Task statement: From the entries below, copy every line where the string "true" appears.
:: Recorded data
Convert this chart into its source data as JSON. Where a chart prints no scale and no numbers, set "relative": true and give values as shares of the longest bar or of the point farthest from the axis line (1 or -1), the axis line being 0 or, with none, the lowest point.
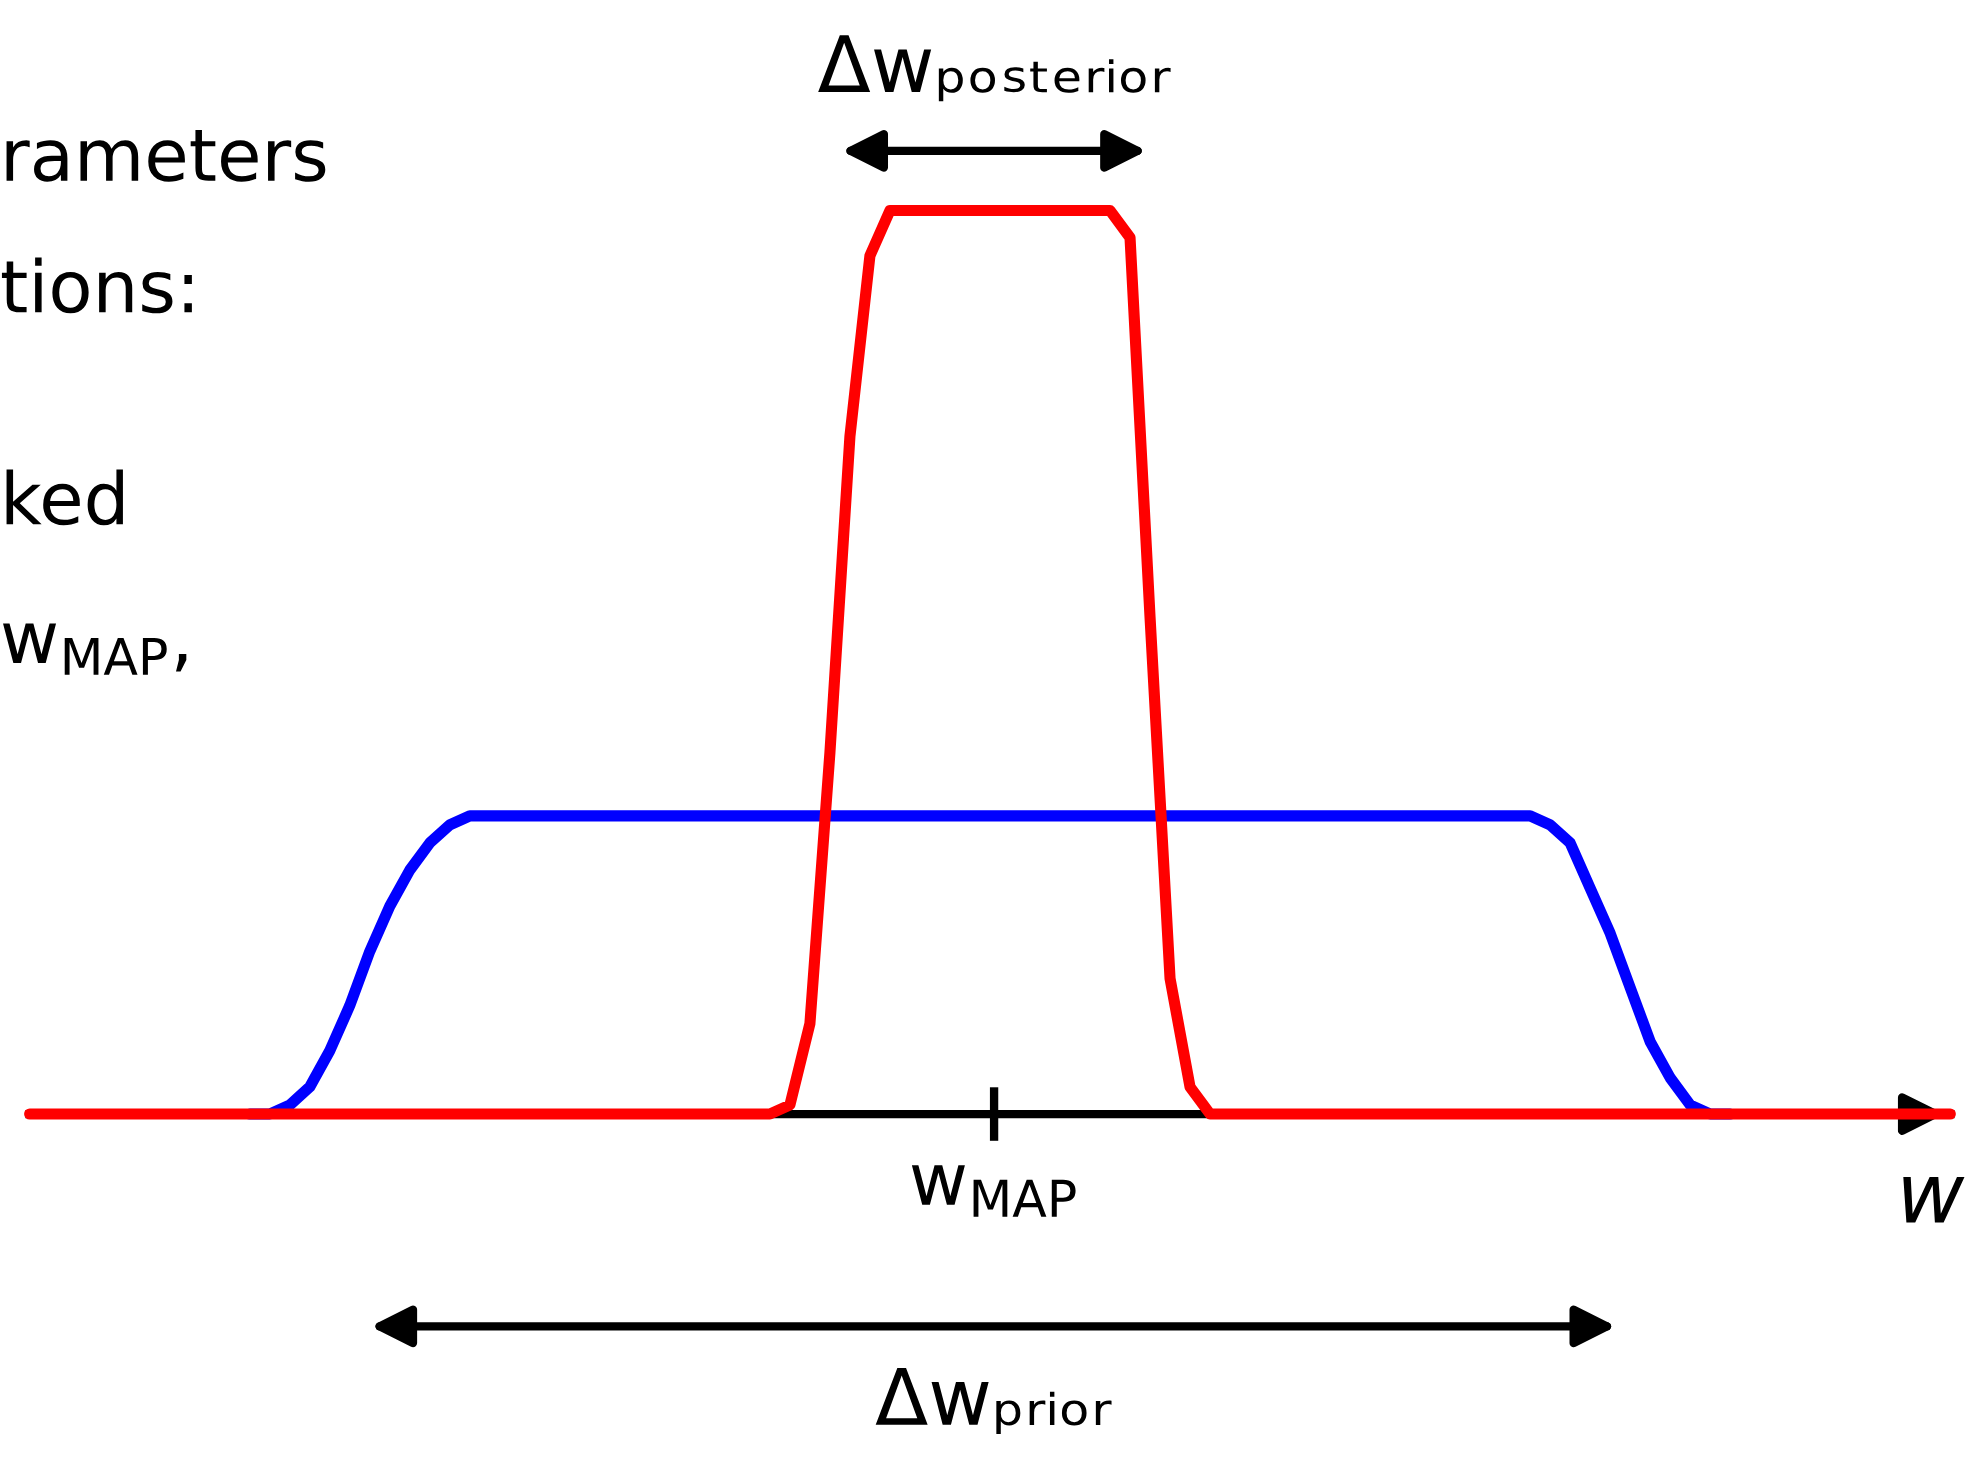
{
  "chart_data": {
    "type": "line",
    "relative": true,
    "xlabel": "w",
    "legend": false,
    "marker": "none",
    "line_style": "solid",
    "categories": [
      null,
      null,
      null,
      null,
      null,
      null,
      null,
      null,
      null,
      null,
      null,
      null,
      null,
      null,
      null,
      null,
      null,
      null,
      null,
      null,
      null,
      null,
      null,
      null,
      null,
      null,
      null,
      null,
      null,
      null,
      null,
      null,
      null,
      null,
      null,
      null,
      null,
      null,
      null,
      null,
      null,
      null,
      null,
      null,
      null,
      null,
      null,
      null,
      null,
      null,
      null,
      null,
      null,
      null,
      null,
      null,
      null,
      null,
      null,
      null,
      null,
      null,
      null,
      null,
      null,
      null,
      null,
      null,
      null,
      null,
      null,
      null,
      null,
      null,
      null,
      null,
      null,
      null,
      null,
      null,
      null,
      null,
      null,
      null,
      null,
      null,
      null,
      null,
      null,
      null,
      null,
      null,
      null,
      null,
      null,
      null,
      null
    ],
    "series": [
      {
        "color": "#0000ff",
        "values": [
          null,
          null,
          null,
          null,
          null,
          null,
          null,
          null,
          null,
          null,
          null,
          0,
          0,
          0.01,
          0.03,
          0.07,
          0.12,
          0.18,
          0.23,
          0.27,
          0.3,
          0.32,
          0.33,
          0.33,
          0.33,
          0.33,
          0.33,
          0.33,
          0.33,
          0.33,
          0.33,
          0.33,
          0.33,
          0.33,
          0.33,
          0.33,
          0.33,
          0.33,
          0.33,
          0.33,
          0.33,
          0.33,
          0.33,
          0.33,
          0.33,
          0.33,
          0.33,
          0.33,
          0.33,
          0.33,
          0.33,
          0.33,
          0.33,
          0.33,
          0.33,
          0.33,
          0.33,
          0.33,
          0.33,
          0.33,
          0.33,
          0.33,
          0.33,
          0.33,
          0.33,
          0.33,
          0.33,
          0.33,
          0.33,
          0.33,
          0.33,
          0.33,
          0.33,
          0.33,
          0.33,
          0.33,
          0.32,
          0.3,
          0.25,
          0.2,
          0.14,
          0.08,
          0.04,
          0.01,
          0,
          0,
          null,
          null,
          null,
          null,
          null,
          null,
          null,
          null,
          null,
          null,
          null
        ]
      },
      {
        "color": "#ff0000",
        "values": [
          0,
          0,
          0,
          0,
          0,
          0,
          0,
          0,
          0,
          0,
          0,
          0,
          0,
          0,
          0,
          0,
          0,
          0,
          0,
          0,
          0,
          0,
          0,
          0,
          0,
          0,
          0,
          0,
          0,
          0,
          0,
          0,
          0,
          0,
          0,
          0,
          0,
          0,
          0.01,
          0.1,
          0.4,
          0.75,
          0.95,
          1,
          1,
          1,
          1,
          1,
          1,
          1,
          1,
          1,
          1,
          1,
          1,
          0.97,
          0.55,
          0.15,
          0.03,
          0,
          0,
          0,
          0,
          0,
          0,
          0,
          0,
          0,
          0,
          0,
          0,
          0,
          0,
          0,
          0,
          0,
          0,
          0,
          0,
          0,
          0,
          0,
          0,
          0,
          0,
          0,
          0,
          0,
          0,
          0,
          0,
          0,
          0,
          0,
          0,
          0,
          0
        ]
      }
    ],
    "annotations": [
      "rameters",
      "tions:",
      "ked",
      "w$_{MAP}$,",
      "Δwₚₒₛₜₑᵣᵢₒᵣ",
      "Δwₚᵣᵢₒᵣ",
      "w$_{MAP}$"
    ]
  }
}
::::
Answer to the problem:
Convert this chart into its source data as JSON. Where a chart prints no scale and no numbers, set "relative": true and give values as shares of the longest bar or of the point farthest from the axis line (1 or -1), the axis line being 0 or, with none, the lowest point.
    "relative": true,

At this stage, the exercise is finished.